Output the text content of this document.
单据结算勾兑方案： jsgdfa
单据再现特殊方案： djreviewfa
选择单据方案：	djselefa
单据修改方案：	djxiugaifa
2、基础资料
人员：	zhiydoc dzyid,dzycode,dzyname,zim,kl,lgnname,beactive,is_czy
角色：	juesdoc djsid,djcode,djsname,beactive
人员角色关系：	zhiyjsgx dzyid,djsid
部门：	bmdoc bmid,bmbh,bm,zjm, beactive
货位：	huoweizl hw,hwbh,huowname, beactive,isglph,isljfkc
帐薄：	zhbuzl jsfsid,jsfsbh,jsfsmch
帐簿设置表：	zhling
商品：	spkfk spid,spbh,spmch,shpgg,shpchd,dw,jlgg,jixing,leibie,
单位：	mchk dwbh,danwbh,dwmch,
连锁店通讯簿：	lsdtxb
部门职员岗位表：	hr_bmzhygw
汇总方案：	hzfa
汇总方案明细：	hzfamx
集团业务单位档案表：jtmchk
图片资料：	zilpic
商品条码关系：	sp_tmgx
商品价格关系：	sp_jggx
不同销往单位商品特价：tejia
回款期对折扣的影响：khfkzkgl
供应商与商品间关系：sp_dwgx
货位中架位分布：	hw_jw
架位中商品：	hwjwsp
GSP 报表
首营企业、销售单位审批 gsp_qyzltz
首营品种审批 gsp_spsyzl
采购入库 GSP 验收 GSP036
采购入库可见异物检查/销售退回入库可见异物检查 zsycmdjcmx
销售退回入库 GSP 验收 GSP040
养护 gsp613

========

REQUIRED TASK: Give an exact repetition of all the material.

THE COMPLETED TASK:
Output the text content of this document.
单据结算勾兑方案： jsgdfa
单据再现特殊方案： djreviewfa
选择单据方案：	djselefa
单据修改方案：	djxiugaifa
2、基础资料
人员：	zhiydoc dzyid,dzycode,dzyname,zim,kl,lgnname,beactive,is_czy
角色：	juesdoc djsid,djcode,djsname,beactive
人员角色关系：	zhiyjsgx dzyid,djsid
部门：	bmdoc bmid,bmbh,bm,zjm, beactive
货位：	huoweizl hw,hwbh,huowname, beactive,isglph,isljfkc
帐薄：	zhbuzl jsfsid,jsfsbh,jsfsmch
帐簿设置表：	zhling
商品：	spkfk spid,spbh,spmch,shpgg,shpchd,dw,jlgg,jixing,leibie,
单位：	mchk dwbh,danwbh,dwmch,
连锁店通讯簿：	lsdtxb
部门职员岗位表：	hr_bmzhygw
汇总方案：	hzfa
汇总方案明细：	hzfamx
集团业务单位档案表：jtmchk
图片资料：	zilpic
商品条码关系：	sp_tmgx
商品价格关系：	sp_jggx
不同销往单位商品特价：tejia
回款期对折扣的影响：khfkzkgl
供应商与商品间关系：sp_dwgx
货位中架位分布：	hw_jw
架位中商品：	hwjwsp
GSP 报表
首营企业、销售单位审批 gsp_qyzltz
首营品种审批 gsp_spsyzl
采购入库 GSP 验收 GSP036
采购入库可见异物检查/销售退回入库可见异物检查 zsycmdjcmx
销售退回入库 GSP 验收 GSP040
养护 gsp613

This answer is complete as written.